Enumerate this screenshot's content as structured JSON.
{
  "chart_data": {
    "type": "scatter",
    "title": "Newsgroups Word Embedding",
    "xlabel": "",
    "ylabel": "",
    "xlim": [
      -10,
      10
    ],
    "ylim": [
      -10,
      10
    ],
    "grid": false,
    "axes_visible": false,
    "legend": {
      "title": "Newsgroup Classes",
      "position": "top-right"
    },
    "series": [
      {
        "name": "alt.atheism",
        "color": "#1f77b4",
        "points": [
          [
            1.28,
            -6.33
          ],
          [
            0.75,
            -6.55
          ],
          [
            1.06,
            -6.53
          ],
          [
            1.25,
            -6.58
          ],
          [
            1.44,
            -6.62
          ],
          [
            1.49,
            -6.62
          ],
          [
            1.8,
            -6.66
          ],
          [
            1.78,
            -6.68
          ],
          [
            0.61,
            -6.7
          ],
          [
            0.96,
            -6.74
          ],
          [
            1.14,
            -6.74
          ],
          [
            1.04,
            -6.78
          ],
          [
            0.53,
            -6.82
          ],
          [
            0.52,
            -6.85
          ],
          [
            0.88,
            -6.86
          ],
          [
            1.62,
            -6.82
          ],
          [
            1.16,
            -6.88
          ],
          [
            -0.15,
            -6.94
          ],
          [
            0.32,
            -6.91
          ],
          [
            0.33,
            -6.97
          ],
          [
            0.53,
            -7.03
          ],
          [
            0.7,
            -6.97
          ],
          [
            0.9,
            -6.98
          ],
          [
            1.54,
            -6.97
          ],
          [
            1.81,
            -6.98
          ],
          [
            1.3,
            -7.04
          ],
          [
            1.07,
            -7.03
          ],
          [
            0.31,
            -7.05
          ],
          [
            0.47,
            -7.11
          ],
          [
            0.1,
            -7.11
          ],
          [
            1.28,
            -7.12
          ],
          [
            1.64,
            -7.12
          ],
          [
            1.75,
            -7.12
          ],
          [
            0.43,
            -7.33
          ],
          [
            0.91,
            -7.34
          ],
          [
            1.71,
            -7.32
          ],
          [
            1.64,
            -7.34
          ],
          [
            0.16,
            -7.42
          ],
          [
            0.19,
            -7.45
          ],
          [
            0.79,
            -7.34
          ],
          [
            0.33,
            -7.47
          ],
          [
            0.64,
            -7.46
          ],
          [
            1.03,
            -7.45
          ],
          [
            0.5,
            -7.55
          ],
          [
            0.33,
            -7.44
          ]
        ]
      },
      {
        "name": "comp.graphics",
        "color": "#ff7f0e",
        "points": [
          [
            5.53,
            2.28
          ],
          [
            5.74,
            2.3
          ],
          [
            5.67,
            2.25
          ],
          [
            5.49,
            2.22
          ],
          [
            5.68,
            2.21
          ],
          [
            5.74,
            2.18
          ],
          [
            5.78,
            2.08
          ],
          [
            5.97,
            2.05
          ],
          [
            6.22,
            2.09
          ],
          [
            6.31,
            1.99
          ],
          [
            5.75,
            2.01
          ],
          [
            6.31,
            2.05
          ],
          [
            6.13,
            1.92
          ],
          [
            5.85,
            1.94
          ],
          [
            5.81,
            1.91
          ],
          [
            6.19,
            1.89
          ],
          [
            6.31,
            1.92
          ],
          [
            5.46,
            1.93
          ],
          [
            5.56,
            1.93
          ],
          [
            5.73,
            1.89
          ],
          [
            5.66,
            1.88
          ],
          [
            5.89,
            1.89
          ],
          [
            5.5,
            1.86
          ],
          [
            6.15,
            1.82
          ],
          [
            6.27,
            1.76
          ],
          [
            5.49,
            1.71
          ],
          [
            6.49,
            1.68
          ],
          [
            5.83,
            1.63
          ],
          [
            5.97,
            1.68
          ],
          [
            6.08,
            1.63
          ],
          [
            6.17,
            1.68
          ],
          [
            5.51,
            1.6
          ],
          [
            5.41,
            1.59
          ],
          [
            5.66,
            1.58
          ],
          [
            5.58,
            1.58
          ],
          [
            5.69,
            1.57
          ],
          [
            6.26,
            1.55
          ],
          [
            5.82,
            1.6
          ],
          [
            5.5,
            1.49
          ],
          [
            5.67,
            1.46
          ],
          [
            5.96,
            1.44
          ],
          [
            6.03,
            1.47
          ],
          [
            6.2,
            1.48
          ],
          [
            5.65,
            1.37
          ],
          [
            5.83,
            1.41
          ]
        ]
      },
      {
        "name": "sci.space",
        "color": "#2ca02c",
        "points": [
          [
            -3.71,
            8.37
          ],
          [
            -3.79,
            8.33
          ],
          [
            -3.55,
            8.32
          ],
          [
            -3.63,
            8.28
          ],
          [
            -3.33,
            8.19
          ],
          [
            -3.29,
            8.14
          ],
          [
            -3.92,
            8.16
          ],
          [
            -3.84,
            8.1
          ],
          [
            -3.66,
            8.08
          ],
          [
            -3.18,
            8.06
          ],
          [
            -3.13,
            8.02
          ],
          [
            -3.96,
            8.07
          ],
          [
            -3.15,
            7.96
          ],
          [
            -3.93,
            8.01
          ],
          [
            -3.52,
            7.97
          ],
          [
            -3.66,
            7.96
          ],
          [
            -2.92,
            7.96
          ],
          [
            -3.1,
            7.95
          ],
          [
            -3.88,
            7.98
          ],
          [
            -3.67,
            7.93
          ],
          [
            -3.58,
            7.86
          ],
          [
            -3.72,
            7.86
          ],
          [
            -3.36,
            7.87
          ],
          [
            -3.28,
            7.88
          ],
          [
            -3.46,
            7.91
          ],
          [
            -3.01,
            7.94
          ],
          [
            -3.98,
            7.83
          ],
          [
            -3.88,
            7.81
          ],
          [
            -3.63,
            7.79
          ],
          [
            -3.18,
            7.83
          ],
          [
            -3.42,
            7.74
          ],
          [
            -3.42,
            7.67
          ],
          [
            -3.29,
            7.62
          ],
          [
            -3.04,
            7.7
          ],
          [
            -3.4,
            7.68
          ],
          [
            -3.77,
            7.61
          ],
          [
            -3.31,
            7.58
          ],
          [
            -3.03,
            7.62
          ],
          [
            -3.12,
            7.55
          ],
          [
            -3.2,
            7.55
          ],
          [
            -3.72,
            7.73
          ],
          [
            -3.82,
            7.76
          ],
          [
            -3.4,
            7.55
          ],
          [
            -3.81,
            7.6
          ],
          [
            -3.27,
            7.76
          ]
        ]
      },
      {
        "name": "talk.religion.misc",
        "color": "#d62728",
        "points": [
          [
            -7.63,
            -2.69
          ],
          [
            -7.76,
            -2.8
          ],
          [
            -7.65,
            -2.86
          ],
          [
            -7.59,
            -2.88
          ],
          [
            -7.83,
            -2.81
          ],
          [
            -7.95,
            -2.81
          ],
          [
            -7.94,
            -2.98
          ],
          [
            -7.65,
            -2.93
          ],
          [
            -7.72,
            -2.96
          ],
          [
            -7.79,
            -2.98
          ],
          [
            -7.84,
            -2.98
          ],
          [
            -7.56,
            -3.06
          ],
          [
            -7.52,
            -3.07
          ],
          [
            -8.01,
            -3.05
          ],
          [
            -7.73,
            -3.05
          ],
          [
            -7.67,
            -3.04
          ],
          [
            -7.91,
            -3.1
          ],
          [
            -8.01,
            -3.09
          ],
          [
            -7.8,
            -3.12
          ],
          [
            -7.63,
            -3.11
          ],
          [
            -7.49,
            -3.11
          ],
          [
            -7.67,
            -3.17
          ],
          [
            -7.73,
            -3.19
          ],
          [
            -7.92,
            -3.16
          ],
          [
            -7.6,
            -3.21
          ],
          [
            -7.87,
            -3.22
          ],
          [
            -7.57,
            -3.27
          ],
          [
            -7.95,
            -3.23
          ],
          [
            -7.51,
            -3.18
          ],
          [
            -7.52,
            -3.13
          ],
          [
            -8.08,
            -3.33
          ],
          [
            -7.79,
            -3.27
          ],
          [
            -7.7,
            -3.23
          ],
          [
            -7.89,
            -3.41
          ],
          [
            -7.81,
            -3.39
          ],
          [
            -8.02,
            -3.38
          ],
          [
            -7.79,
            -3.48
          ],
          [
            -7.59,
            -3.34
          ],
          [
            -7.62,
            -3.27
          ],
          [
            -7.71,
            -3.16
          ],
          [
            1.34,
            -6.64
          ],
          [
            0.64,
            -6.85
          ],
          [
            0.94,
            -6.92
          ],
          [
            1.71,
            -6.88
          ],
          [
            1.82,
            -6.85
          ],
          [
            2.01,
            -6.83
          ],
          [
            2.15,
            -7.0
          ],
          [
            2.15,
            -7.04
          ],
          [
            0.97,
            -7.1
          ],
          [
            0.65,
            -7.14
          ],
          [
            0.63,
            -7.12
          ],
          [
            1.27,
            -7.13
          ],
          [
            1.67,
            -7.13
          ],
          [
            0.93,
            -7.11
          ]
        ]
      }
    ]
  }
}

━━━━━━

:: To be done ::
Using the listing above, show each line holding the string "title".

:: Task answer ::
    "title": "Newsgroups Word Embedding",
      "title": "Newsgroup Classes",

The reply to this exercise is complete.